*ASSIGNMENT*
Please repeat the entries exactly as they appear and omit any images.

*DATASET RECORDS*
== Segment start ==
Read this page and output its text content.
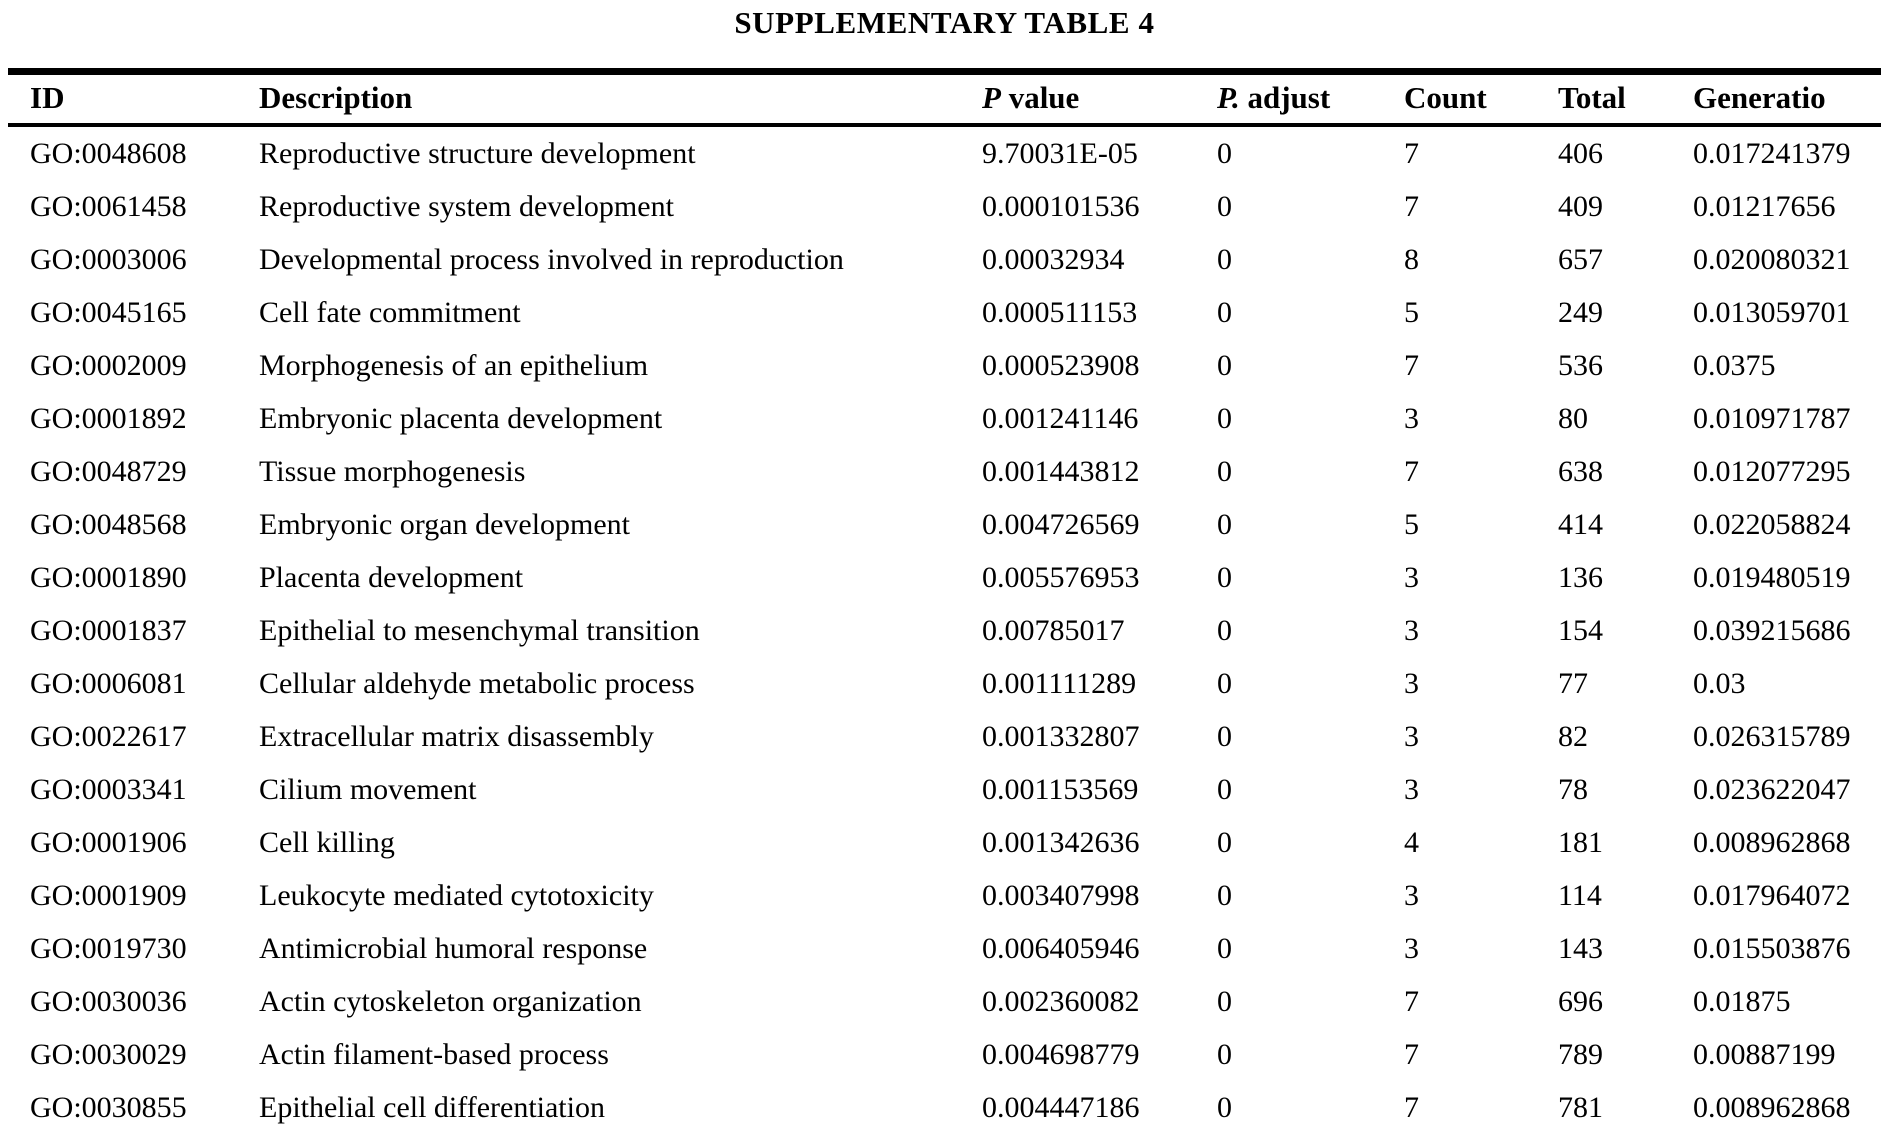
SUPPLEMENTARY TABLE 4
ID	Description	P value	P. adjust	Count	Total	Generatio
GO:0048608	Reproductive structure development	9.70031E-05	0	7	406	0.017241379
GO:0061458	Reproductive system development	0.000101536	0	7	409	0.01217656
GO:0003006	Developmental process involved in reproduction	0.00032934	0	8	657	0.020080321
GO:0045165	Cell fate commitment	0.000511153	0	5	249	0.013059701
GO:0002009	Morphogenesis of an epithelium	0.000523908	0	7	536	0.0375
GO:0001892	Embryonic placenta development	0.001241146	0	3	80	0.010971787
GO:0048729	Tissue morphogenesis	0.001443812	0	7	638	0.012077295
GO:0048568	Embryonic organ development	0.004726569	0	5	414	0.022058824
GO:0001890	Placenta development	0.005576953	0	3	136	0.019480519
GO:0001837	Epithelial to mesenchymal transition	0.00785017	0	3	154	0.039215686
GO:0006081	Cellular aldehyde metabolic process	0.001111289	0	3	77	0.03
GO:0022617	Extracellular matrix disassembly	0.001332807	0	3	82	0.026315789
GO:0003341	Cilium movement	0.001153569	0	3	78	0.023622047
GO:0001906	Cell killing	0.001342636	0	4	181	0.008962868
GO:0001909	Leukocyte mediated cytotoxicity	0.003407998	0	3	114	0.017964072
GO:0019730	Antimicrobial humoral response	0.006405946	0	3	143	0.015503876
GO:0030036	Actin cytoskeleton organization	0.002360082	0	7	696	0.01875
GO:0030029	Actin filament-based process	0.004698779	0	7	789	0.00887199
GO:0030855	Epithelial cell differentiation	0.004447186	0	7	781	0.008962868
== Segment end ==
*RESPONSE BELOW*
Read this page and output its text content.
SUPPLEMENTARY TABLE 4
ID	Description	P value	P. adjust	Count	Total	Generatio
GO:0048608	Reproductive structure development	9.70031E-05	0	7	406	0.017241379
GO:0061458	Reproductive system development	0.000101536	0	7	409	0.01217656
GO:0003006	Developmental process involved in reproduction	0.00032934	0	8	657	0.020080321
GO:0045165	Cell fate commitment	0.000511153	0	5	249	0.013059701
GO:0002009	Morphogenesis of an epithelium	0.000523908	0	7	536	0.0375
GO:0001892	Embryonic placenta development	0.001241146	0	3	80	0.010971787
GO:0048729	Tissue morphogenesis	0.001443812	0	7	638	0.012077295
GO:0048568	Embryonic organ development	0.004726569	0	5	414	0.022058824
GO:0001890	Placenta development	0.005576953	0	3	136	0.019480519
GO:0001837	Epithelial to mesenchymal transition	0.00785017	0	3	154	0.039215686
GO:0006081	Cellular aldehyde metabolic process	0.001111289	0	3	77	0.03
GO:0022617	Extracellular matrix disassembly	0.001332807	0	3	82	0.026315789
GO:0003341	Cilium movement	0.001153569	0	3	78	0.023622047
GO:0001906	Cell killing	0.001342636	0	4	181	0.008962868
GO:0001909	Leukocyte mediated cytotoxicity	0.003407998	0	3	114	0.017964072
GO:0019730	Antimicrobial humoral response	0.006405946	0	3	143	0.015503876
GO:0030036	Actin cytoskeleton organization	0.002360082	0	7	696	0.01875
GO:0030029	Actin filament-based process	0.004698779	0	7	789	0.00887199
GO:0030855	Epithelial cell differentiation	0.004447186	0	7	781	0.008962868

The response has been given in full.